Stored data entries
————————

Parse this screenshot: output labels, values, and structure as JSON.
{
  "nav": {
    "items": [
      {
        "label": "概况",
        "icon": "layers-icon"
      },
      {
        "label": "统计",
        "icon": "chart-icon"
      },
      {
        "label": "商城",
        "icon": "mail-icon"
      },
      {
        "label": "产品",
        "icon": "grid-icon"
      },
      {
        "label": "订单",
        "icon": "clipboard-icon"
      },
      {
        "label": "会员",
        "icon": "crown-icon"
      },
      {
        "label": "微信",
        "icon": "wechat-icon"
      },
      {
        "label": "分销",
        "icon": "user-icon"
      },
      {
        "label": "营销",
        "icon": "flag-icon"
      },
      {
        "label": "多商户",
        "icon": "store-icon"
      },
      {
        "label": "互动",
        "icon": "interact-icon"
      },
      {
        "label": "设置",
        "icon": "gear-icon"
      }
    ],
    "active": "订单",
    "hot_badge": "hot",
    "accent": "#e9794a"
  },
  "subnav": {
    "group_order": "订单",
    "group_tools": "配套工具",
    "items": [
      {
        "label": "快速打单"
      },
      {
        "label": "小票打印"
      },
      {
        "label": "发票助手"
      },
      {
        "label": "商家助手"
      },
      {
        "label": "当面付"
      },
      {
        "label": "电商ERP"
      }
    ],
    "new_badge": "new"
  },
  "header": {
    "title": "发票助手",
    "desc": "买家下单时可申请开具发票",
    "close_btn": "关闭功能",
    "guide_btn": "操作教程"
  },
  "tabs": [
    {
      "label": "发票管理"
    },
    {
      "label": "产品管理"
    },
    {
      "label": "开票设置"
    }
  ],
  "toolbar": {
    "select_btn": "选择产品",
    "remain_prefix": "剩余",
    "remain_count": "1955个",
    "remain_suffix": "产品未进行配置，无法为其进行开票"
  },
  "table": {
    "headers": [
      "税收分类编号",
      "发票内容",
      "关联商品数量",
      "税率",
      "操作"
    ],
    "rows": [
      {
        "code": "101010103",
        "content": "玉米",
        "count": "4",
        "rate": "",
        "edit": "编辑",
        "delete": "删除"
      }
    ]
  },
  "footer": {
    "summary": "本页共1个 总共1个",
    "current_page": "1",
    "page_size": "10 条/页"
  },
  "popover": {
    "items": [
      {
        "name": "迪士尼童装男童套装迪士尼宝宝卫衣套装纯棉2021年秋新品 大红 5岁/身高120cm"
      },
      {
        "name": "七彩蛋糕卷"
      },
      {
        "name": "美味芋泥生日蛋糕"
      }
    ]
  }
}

————————

What you are asked to do »
Exactly as they are written, print the entries again.

Solution to this problem »
Parse this screenshot: output labels, values, and structure as JSON.
{
  "nav": {
    "items": [
      {
        "label": "概况",
        "icon": "layers-icon"
      },
      {
        "label": "统计",
        "icon": "chart-icon"
      },
      {
        "label": "商城",
        "icon": "mail-icon"
      },
      {
        "label": "产品",
        "icon": "grid-icon"
      },
      {
        "label": "订单",
        "icon": "clipboard-icon"
      },
      {
        "label": "会员",
        "icon": "crown-icon"
      },
      {
        "label": "微信",
        "icon": "wechat-icon"
      },
      {
        "label": "分销",
        "icon": "user-icon"
      },
      {
        "label": "营销",
        "icon": "flag-icon"
      },
      {
        "label": "多商户",
        "icon": "store-icon"
      },
      {
        "label": "互动",
        "icon": "interact-icon"
      },
      {
        "label": "设置",
        "icon": "gear-icon"
      }
    ],
    "active": "订单",
    "hot_badge": "hot",
    "accent": "#e9794a"
  },
  "subnav": {
    "group_order": "订单",
    "group_tools": "配套工具",
    "items": [
      {
        "label": "快速打单"
      },
      {
        "label": "小票打印"
      },
      {
        "label": "发票助手"
      },
      {
        "label": "商家助手"
      },
      {
        "label": "当面付"
      },
      {
        "label": "电商ERP"
      }
    ],
    "new_badge": "new"
  },
  "header": {
    "title": "发票助手",
    "desc": "买家下单时可申请开具发票",
    "close_btn": "关闭功能",
    "guide_btn": "操作教程"
  },
  "tabs": [
    {
      "label": "发票管理"
    },
    {
      "label": "产品管理"
    },
    {
      "label": "开票设置"
    }
  ],
  "toolbar": {
    "select_btn": "选择产品",
    "remain_prefix": "剩余",
    "remain_count": "1955个",
    "remain_suffix": "产品未进行配置，无法为其进行开票"
  },
  "table": {
    "headers": [
      "税收分类编号",
      "发票内容",
      "关联商品数量",
      "税率",
      "操作"
    ],
    "rows": [
      {
        "code": "101010103",
        "content": "玉米",
        "count": "4",
        "rate": "",
        "edit": "编辑",
        "delete": "删除"
      }
    ]
  },
  "footer": {
    "summary": "本页共1个 总共1个",
    "current_page": "1",
    "page_size": "10 条/页"
  },
  "popover": {
    "items": [
      {
        "name": "迪士尼童装男童套装迪士尼宝宝卫衣套装纯棉2021年秋新品 大红 5岁/身高120cm"
      },
      {
        "name": "七彩蛋糕卷"
      },
      {
        "name": "美味芋泥生日蛋糕"
      }
    ]
  }
}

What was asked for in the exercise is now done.